Your task »
In the entries, find all lines that hold the word "Развитие" and copy them.

+ + + + + + +

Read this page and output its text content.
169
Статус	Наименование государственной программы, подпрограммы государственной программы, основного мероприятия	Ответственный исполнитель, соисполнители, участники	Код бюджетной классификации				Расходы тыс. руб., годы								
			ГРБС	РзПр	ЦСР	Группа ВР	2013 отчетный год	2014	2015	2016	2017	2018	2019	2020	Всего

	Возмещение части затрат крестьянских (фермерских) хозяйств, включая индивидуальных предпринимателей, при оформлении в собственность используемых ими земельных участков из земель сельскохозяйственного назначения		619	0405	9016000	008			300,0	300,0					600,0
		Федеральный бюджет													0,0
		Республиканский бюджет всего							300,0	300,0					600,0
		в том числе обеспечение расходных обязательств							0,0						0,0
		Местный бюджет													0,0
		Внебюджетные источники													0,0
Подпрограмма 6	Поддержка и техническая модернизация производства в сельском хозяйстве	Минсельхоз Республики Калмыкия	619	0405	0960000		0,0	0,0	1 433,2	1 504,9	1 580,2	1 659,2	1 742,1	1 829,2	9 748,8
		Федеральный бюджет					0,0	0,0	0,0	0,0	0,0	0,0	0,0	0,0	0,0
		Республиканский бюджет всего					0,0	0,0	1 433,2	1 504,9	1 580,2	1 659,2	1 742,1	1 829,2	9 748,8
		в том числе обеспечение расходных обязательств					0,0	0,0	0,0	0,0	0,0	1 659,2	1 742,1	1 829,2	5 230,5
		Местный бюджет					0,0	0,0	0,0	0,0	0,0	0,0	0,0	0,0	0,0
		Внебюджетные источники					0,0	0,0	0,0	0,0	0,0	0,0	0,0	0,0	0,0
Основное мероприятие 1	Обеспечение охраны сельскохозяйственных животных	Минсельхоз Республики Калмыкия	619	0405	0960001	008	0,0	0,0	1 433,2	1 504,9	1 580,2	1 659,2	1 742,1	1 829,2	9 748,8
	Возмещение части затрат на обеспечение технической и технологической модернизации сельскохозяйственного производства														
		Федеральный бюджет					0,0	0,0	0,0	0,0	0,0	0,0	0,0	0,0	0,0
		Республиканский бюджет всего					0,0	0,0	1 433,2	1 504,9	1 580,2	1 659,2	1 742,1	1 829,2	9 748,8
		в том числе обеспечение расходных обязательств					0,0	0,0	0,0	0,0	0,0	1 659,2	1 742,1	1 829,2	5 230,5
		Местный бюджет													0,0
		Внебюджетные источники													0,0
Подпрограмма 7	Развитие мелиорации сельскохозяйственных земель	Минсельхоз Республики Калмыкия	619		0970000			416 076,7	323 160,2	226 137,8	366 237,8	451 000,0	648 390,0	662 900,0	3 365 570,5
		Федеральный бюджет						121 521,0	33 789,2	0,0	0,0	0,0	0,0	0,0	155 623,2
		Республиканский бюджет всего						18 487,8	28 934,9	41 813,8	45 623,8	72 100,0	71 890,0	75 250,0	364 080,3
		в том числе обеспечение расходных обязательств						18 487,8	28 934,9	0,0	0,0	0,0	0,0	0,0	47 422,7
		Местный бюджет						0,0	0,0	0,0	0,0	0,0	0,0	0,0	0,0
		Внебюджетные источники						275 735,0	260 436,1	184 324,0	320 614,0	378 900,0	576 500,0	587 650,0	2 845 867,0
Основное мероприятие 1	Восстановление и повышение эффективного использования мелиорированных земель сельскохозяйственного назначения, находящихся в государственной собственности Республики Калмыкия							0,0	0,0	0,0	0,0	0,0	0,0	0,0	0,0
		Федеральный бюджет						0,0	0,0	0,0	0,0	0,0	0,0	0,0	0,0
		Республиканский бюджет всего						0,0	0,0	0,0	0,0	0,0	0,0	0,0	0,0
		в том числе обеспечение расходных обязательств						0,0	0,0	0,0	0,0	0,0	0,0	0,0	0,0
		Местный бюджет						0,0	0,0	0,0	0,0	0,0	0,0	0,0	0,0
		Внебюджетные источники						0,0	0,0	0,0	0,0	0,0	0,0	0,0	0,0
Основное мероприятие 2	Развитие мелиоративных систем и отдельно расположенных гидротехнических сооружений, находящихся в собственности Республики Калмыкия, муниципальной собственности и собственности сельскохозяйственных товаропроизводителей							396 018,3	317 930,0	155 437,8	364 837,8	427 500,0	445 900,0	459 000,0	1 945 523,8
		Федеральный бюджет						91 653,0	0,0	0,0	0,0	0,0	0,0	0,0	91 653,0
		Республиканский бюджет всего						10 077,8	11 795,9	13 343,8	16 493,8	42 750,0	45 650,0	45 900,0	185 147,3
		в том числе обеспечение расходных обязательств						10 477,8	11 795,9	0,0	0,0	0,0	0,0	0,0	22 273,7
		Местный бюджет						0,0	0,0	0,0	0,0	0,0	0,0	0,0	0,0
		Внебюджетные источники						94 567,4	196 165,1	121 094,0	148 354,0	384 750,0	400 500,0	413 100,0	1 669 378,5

+ + + + + + +

Response to this exercise »
Подпрограмма 7	Развитие мелиорации сельскохозяйственных земель	Минсельхоз Республики Калмыкия	619		0970000			416 076,7	323 160,2	226 137,8	366 237,8	451 000,0	648 390,0	662 900,0	3 365 570,5
Основное мероприятие 2	Развитие мелиоративных систем и отдельно расположенных гидротехнических сооружений, находящихся в собственности Республики Калмыкия, муниципальной собственности и собственности сельскохозяйственных товаропроизводителей							396 018,3	317 930,0	155 437,8	364 837,8	427 500,0	445 900,0	459 000,0	1 945 523,8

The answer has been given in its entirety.